| Your instructions |
Copy out each line containing "propria" from the entries below.

Task data START

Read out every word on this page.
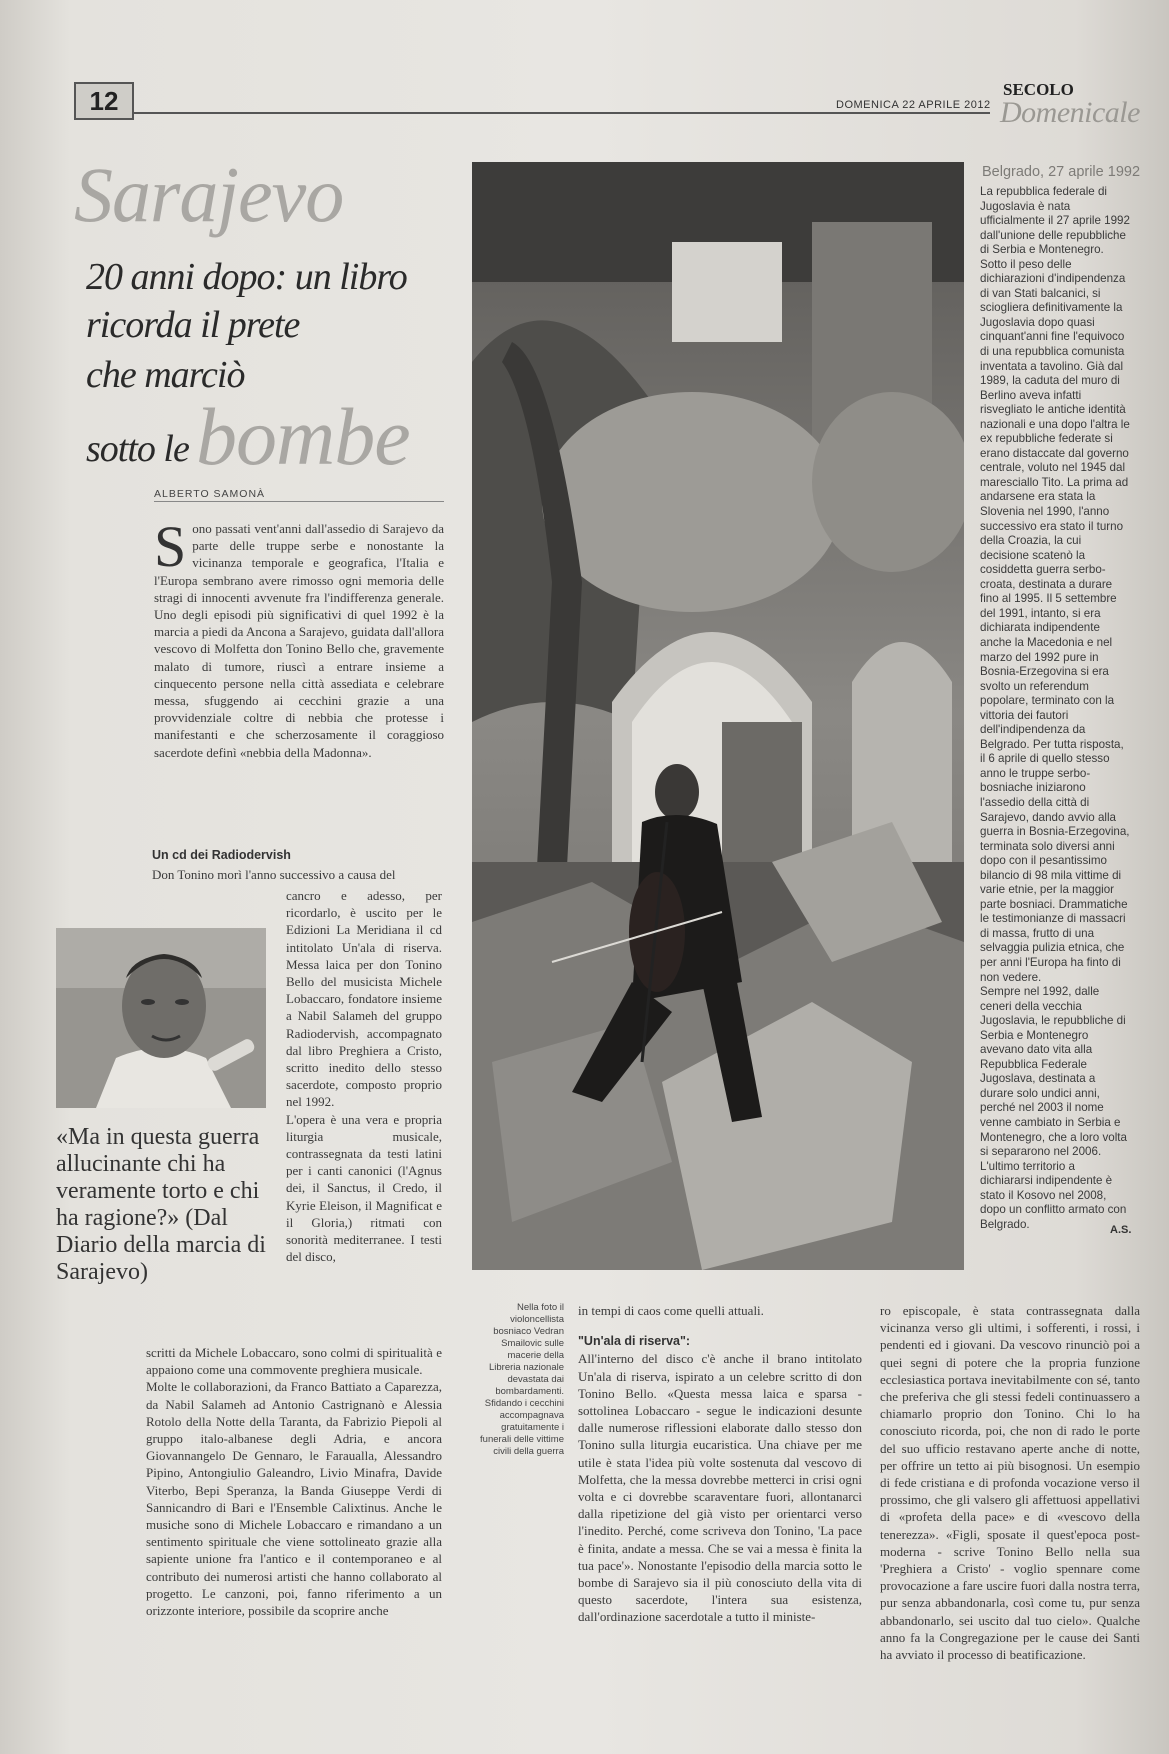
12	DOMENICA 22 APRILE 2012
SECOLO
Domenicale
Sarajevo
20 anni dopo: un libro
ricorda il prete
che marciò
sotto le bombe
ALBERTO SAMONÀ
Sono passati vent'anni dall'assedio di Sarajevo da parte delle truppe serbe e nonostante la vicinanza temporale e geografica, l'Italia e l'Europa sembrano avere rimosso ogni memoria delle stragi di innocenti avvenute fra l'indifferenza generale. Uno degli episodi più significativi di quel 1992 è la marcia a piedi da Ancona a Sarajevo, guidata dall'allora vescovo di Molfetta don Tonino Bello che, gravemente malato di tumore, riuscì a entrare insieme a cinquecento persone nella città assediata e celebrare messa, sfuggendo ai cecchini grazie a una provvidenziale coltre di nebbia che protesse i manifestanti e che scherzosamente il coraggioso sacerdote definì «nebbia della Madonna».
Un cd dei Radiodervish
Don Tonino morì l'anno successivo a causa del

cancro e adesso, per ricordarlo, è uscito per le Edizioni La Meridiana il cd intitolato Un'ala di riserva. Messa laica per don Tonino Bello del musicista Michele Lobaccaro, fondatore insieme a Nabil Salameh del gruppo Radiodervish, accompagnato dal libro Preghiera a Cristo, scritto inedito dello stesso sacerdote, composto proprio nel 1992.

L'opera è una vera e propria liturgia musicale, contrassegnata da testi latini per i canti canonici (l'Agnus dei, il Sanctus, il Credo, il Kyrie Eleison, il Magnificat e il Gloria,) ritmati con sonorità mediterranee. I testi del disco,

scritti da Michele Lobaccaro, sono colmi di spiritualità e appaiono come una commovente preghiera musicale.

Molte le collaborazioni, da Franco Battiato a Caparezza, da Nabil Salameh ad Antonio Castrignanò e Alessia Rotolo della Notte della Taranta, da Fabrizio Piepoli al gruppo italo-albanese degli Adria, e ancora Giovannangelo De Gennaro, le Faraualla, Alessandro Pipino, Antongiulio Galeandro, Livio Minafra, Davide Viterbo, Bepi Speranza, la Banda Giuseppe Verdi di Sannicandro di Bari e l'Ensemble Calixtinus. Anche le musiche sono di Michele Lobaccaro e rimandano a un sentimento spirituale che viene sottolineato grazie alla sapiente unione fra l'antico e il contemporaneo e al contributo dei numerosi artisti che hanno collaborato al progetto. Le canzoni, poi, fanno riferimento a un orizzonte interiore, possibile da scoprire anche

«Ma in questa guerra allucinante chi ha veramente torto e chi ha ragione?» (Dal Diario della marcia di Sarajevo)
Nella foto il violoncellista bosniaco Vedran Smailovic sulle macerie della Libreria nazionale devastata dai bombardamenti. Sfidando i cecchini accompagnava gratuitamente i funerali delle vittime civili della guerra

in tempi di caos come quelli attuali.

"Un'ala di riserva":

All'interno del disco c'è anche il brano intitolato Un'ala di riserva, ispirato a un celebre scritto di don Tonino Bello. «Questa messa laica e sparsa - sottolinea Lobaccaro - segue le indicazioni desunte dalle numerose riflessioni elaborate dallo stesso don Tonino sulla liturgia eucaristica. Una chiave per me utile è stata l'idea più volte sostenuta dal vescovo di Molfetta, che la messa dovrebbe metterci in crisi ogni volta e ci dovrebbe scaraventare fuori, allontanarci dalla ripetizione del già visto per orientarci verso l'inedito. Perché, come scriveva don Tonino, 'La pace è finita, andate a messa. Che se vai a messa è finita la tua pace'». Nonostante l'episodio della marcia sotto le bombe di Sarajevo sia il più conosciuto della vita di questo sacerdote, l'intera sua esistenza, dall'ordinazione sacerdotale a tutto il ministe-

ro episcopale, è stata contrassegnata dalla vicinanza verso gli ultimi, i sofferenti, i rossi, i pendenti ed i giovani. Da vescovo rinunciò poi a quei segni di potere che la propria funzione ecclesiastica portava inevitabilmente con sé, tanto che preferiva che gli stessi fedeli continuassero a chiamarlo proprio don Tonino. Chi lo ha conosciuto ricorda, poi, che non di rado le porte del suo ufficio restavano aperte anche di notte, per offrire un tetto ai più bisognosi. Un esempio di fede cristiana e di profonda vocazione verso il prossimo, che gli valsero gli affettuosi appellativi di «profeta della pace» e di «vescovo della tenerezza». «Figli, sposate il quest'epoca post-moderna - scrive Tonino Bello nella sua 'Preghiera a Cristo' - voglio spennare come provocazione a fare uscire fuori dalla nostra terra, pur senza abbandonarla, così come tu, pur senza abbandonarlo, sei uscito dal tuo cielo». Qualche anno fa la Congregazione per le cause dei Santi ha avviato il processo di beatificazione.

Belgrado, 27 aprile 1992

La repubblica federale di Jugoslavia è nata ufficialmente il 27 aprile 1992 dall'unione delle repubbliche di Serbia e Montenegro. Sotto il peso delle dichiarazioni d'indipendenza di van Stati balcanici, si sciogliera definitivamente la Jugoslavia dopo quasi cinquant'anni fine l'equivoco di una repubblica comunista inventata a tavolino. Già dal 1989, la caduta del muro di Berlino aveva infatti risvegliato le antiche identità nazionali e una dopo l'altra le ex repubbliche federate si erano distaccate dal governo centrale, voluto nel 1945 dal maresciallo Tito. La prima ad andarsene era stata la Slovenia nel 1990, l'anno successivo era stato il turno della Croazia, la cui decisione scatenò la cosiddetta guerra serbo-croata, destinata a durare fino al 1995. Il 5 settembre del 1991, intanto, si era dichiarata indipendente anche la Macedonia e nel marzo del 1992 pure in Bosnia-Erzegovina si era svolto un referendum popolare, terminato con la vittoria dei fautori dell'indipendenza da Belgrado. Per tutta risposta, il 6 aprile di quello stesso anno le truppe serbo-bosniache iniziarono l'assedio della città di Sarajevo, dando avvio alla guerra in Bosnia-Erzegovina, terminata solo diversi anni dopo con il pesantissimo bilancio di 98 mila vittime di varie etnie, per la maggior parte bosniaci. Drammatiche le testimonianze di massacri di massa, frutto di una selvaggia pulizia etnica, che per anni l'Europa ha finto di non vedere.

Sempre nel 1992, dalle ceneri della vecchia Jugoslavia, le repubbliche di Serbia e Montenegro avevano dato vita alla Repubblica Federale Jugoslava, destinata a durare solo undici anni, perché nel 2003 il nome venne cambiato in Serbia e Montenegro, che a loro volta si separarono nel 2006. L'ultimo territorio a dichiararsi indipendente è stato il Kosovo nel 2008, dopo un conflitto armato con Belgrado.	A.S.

Task data END
Task data START

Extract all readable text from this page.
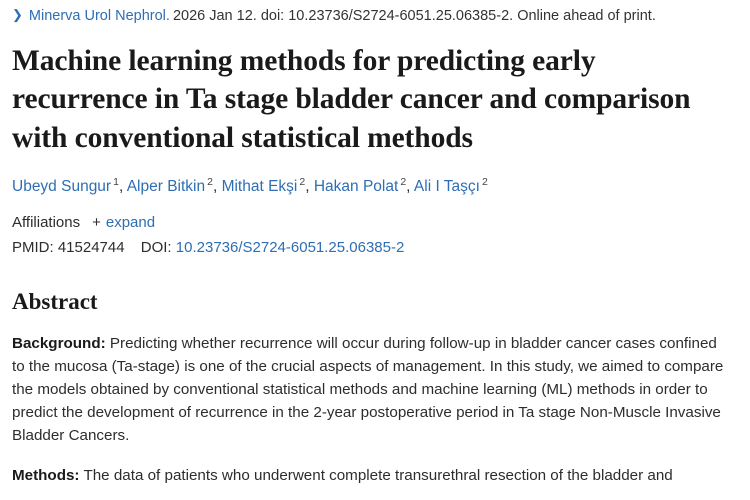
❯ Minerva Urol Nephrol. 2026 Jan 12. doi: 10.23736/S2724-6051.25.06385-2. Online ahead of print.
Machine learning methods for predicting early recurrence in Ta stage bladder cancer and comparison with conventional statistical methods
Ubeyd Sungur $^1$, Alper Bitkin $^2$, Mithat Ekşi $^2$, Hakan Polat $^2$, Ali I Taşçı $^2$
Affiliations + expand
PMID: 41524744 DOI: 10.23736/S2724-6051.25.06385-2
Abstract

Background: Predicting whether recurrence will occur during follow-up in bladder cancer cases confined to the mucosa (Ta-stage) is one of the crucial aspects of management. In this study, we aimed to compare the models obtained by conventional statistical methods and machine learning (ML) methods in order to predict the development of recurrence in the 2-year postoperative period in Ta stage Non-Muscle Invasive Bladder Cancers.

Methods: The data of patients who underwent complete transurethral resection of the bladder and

Task data END

| Solution |
L'opera è una vera e propria liturgia musicale, contrassegnata da testi latini per i canti canonici (l'Agnus dei, il Sanctus, il Credo, il Kyrie Eleison, il Magnificat e il Gloria,) ritmati con sonorità mediterranee. I testi del disco,
ro episcopale, è stata contrassegnata dalla vicinanza verso gli ultimi, i sofferenti, i rossi, i pendenti ed i giovani. Da vescovo rinunciò poi a quei segni di potere che la propria funzione ecclesiastica portava inevitabilmente con sé, tanto che preferiva che gli stessi fedeli continuassero a chiamarlo proprio don Tonino. Chi lo ha conosciuto ricorda, poi, che non di rado le porte del suo ufficio restavano aperte anche di notte, per offrire un tetto ai più bisognosi. Un esempio di fede cristiana e di profonda vocazione verso il prossimo, che gli valsero gli affettuosi appellativi di «profeta della pace» e di «vescovo della tenerezza». «Figli, sposate il quest'epoca post-moderna - scrive Tonino Bello nella sua 'Preghiera a Cristo' - voglio spennare come provocazione a fare uscire fuori dalla nostra terra, pur senza abbandonarla, così come tu, pur senza abbandonarlo, sei uscito dal tuo cielo». Qualche anno fa la Congregazione per le cause dei Santi ha avviato il processo di beatificazione.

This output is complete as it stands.